BEGIN Data listing

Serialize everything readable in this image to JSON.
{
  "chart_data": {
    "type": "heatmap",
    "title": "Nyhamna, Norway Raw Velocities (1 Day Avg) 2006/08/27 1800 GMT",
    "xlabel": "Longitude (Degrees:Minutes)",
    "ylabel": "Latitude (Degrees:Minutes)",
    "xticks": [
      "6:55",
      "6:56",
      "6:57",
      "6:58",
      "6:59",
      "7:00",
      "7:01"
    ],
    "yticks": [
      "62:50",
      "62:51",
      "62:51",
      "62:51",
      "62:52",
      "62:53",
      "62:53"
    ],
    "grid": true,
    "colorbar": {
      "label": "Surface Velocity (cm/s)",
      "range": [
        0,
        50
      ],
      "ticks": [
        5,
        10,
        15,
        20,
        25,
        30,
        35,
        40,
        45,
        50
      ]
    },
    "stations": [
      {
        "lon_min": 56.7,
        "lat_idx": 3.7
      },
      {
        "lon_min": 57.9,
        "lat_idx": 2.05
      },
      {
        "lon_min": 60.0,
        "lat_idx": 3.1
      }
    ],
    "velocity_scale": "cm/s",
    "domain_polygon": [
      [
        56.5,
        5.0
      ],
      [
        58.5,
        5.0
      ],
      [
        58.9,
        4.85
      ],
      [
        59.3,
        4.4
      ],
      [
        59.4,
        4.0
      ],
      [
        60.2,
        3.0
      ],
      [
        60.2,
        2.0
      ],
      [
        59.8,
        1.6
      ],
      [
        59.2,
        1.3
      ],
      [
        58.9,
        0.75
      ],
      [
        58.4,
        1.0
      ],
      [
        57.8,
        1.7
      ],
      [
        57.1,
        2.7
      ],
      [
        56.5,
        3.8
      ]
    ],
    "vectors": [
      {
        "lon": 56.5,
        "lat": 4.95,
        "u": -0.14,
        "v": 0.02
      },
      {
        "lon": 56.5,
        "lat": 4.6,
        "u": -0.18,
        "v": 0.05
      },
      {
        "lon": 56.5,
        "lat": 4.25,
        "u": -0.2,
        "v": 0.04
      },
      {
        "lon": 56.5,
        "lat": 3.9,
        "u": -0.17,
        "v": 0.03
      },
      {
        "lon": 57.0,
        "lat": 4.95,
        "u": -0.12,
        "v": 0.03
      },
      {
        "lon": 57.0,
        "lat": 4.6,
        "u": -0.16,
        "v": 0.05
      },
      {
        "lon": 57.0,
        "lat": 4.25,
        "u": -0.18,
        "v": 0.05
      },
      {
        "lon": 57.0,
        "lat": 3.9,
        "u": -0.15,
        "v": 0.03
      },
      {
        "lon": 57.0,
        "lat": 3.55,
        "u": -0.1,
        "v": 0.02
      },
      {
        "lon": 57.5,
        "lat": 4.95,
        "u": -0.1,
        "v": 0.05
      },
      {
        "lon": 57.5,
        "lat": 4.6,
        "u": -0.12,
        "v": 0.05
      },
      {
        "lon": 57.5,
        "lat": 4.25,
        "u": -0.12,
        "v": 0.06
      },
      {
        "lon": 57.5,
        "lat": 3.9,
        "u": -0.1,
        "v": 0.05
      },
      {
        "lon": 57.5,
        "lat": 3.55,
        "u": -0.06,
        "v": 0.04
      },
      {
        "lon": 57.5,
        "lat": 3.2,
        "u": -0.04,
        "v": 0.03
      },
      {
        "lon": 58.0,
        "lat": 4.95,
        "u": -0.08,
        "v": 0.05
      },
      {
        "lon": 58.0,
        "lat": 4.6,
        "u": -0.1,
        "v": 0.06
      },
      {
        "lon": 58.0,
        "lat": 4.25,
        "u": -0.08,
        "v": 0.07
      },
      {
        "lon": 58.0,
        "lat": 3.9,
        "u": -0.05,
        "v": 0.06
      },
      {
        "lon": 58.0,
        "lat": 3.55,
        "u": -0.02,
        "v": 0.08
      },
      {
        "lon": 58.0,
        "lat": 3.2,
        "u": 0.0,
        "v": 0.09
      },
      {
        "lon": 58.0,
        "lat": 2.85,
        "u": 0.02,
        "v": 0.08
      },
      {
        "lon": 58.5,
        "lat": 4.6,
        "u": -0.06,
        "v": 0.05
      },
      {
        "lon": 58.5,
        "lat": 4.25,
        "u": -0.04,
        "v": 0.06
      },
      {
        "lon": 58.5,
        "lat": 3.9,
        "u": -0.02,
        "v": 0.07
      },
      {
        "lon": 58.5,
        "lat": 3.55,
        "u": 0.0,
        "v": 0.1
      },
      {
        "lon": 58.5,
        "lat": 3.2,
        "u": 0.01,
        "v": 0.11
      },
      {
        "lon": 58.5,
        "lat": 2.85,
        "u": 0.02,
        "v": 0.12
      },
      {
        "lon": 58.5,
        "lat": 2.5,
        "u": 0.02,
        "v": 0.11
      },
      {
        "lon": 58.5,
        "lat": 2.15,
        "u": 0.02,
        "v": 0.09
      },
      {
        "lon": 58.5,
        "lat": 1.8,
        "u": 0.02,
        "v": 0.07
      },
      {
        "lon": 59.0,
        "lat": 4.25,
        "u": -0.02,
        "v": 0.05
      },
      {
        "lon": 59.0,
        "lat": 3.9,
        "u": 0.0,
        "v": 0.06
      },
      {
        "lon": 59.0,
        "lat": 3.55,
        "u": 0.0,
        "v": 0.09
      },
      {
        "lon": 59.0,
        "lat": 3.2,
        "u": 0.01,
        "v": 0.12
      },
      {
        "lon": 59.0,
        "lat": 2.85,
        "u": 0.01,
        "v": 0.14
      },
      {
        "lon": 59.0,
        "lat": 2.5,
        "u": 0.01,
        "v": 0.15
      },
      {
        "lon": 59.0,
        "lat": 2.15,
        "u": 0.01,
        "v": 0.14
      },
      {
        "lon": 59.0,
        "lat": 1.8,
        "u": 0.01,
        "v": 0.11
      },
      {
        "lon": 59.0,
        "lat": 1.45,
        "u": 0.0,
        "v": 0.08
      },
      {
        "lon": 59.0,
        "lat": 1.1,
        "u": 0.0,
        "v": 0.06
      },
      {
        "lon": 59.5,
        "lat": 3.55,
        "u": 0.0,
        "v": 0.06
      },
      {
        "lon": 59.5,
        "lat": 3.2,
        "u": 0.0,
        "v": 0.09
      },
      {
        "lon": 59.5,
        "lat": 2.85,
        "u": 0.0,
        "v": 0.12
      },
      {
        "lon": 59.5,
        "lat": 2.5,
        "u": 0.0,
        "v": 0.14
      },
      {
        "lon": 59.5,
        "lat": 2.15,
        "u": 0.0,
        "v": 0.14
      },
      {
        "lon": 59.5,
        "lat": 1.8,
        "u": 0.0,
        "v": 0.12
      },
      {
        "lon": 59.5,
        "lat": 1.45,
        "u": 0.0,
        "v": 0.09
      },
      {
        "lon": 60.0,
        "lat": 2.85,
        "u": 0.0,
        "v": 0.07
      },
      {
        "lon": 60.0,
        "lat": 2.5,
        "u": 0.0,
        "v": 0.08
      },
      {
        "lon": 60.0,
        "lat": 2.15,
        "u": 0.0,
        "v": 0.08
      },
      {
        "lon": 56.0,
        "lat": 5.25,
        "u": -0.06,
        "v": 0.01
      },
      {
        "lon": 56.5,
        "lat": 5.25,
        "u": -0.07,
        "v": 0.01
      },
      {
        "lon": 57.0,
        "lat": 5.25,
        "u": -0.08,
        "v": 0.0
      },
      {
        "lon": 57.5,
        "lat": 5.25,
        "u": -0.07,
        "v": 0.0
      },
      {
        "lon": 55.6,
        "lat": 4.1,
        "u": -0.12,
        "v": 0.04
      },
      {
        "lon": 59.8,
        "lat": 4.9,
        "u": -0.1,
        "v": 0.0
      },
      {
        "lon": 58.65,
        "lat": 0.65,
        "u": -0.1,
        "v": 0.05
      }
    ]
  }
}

END Data listing
BEGIN Data listing

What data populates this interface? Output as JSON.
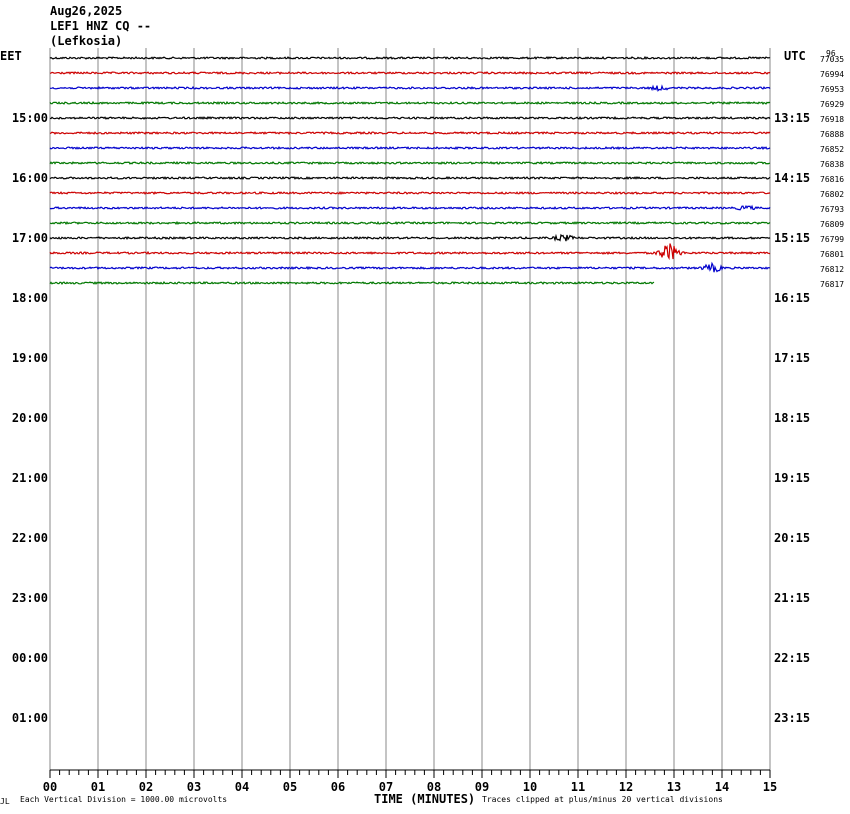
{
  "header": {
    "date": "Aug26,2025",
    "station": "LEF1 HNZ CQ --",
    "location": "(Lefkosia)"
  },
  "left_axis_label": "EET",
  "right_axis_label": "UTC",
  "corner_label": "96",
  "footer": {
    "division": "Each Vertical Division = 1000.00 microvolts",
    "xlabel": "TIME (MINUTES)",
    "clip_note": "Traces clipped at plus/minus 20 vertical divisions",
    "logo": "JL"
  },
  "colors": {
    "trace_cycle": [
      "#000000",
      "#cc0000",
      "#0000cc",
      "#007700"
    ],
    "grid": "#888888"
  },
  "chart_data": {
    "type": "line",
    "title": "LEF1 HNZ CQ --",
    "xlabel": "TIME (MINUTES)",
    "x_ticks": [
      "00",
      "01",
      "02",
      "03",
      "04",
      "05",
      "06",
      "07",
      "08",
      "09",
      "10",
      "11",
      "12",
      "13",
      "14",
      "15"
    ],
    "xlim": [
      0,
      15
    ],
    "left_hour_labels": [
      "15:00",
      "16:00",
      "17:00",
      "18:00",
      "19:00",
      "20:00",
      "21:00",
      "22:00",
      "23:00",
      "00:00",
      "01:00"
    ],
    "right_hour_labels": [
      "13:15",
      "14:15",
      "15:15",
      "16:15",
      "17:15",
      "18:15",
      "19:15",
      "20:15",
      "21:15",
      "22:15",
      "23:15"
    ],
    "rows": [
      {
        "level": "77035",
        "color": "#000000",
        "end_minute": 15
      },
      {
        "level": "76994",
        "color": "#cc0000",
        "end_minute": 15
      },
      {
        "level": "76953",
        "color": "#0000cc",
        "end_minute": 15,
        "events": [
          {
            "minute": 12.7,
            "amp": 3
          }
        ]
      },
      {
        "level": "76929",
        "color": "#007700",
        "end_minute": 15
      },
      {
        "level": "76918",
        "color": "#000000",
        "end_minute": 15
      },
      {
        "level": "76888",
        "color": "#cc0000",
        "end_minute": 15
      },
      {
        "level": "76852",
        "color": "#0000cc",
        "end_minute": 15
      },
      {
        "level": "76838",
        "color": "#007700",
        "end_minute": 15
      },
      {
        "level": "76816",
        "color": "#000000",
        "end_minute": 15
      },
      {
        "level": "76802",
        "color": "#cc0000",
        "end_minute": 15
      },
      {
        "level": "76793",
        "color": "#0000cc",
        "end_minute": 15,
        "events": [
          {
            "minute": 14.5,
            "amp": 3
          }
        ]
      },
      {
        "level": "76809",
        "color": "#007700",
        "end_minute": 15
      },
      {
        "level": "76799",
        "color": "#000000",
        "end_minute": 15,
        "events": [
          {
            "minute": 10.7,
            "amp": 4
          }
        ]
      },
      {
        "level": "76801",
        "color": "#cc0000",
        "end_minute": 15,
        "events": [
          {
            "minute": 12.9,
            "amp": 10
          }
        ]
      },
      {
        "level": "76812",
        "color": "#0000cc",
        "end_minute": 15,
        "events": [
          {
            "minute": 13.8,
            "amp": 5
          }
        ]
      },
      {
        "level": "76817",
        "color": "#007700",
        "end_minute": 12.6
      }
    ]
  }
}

END Data listing

> **Task goal**
Only a number is wanted: how many lines contain the word "JSON"?

> **Exercise answer**
2